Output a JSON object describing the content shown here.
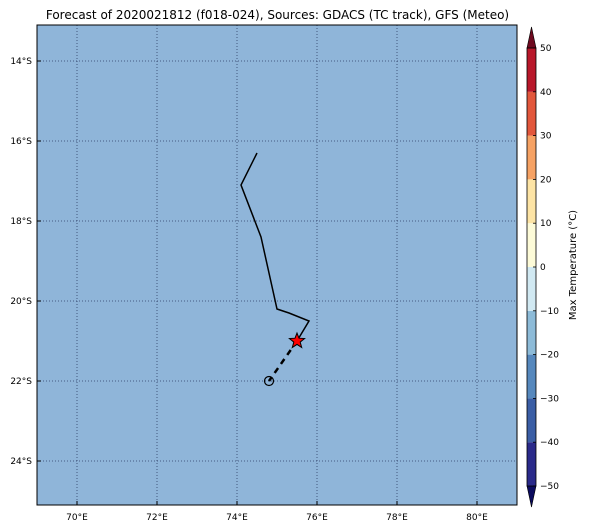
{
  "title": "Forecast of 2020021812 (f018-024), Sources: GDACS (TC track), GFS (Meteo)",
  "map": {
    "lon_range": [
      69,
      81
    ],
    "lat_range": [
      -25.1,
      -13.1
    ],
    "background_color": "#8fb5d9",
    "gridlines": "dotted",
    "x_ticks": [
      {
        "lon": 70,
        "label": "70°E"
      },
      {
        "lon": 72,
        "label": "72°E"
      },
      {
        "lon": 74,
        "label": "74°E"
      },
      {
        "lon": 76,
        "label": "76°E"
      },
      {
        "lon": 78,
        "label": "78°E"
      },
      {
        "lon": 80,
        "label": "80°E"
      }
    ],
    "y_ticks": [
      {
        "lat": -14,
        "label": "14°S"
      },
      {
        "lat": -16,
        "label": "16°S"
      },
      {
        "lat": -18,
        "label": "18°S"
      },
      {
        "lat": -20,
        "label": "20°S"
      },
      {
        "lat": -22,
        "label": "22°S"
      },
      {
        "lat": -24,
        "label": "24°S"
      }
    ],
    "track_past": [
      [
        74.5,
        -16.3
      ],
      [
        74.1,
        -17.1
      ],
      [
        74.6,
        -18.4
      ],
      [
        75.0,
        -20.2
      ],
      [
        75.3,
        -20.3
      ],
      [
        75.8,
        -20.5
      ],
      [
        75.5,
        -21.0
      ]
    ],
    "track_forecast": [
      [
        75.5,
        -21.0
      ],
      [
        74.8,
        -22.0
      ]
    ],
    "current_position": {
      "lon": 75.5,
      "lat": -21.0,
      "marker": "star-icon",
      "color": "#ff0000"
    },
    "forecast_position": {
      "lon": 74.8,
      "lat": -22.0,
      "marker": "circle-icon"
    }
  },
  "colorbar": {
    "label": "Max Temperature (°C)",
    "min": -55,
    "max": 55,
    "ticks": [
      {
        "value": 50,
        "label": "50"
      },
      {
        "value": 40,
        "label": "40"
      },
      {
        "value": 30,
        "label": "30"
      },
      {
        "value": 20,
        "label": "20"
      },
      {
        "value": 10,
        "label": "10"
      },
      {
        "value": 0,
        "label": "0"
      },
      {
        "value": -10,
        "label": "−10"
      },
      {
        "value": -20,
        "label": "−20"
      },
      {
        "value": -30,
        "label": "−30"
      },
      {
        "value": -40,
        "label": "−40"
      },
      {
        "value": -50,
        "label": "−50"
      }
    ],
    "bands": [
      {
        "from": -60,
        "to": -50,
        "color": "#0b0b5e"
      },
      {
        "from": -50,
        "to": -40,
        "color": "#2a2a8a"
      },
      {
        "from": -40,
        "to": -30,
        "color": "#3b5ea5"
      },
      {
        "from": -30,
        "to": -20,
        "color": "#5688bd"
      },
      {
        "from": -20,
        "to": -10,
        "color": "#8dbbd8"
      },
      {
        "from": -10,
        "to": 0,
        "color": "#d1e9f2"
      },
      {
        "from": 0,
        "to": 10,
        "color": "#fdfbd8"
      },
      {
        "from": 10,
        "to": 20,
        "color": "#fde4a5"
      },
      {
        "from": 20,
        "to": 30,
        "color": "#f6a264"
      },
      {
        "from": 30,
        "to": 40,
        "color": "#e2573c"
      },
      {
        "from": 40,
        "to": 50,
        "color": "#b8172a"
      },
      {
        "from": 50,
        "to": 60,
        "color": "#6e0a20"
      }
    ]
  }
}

================

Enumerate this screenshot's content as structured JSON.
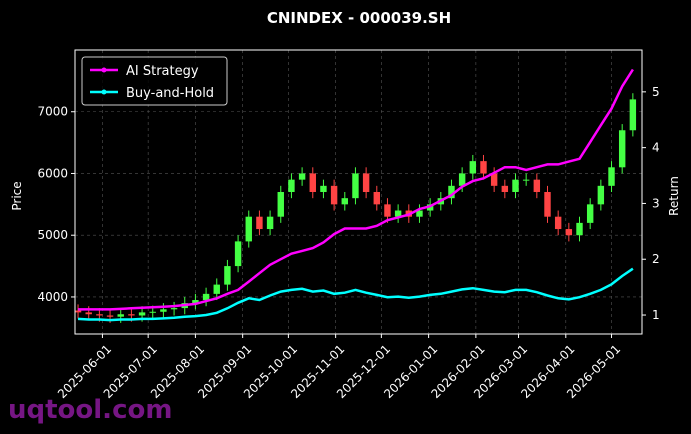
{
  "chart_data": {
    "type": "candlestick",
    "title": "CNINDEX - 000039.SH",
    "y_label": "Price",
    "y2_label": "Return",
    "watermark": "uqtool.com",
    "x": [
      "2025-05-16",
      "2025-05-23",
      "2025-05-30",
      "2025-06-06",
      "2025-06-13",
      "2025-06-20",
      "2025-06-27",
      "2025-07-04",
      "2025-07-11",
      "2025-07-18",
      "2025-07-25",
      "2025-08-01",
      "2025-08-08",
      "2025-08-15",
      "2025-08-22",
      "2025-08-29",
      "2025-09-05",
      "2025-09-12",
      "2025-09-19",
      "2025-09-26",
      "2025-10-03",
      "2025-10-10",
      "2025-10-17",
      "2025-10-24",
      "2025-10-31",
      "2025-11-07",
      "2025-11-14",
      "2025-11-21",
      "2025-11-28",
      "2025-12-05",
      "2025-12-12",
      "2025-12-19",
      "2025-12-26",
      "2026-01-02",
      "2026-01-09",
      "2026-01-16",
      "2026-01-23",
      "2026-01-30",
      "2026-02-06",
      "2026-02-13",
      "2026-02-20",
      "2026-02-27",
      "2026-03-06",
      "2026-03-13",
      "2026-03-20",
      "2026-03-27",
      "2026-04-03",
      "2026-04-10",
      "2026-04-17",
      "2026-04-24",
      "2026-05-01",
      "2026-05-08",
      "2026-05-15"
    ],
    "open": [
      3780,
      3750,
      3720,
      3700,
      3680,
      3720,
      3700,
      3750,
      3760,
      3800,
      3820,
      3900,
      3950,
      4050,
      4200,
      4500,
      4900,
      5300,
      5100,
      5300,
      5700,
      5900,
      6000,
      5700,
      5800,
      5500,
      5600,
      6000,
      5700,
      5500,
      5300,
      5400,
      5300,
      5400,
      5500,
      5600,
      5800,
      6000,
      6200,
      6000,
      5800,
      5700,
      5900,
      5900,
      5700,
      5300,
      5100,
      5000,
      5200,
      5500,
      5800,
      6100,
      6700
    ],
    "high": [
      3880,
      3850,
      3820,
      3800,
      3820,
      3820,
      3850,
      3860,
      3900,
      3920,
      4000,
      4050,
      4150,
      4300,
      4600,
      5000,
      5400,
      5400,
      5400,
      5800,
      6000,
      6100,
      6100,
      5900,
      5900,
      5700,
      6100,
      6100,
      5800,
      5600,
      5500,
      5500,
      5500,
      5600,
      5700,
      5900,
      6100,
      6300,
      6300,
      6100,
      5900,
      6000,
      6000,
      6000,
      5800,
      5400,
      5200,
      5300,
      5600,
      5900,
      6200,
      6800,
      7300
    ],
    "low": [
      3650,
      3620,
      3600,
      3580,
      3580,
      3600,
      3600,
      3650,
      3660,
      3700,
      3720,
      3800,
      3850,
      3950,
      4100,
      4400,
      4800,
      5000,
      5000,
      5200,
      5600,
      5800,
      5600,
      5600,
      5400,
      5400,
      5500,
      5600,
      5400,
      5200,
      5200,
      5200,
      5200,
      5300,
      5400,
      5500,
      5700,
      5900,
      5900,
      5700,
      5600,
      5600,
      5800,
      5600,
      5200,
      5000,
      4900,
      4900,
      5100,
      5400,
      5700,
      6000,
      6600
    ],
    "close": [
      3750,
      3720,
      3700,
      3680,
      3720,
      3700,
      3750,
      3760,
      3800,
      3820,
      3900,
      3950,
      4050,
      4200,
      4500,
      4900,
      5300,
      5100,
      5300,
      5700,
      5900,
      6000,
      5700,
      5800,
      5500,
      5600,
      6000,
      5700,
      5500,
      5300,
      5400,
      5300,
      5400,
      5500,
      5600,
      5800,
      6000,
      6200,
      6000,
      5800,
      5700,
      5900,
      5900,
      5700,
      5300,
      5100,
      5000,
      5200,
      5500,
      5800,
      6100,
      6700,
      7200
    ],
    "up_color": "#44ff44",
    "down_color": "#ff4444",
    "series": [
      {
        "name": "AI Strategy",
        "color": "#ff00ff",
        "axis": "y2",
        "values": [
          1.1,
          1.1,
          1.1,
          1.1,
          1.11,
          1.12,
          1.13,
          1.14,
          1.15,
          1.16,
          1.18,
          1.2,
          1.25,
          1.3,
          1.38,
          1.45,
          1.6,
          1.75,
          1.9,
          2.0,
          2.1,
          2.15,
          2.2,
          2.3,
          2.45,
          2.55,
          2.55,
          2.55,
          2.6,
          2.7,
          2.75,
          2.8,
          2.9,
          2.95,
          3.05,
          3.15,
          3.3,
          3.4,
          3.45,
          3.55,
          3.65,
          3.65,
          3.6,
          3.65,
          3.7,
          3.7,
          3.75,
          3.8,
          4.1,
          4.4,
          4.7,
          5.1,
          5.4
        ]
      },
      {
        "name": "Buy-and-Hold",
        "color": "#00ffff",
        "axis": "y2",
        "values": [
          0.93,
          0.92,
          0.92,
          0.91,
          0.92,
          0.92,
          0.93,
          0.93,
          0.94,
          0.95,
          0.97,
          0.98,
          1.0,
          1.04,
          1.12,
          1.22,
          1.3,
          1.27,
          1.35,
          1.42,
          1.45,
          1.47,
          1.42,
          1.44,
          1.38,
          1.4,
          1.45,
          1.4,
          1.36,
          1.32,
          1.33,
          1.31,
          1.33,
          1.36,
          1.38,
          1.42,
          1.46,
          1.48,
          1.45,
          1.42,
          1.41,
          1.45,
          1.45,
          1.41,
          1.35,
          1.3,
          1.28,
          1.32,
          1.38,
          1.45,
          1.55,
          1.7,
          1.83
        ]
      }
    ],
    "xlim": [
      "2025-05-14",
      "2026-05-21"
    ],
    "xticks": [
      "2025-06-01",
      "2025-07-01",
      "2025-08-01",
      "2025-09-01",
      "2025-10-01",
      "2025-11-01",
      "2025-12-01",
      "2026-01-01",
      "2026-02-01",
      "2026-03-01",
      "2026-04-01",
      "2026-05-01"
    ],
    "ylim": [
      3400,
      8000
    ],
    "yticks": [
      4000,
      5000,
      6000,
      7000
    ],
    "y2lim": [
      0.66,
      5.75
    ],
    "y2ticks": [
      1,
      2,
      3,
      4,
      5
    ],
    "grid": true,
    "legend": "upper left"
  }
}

================

Request
Only a number is wanted: how many lines of the material above hold "title"?

Response to the exercise
2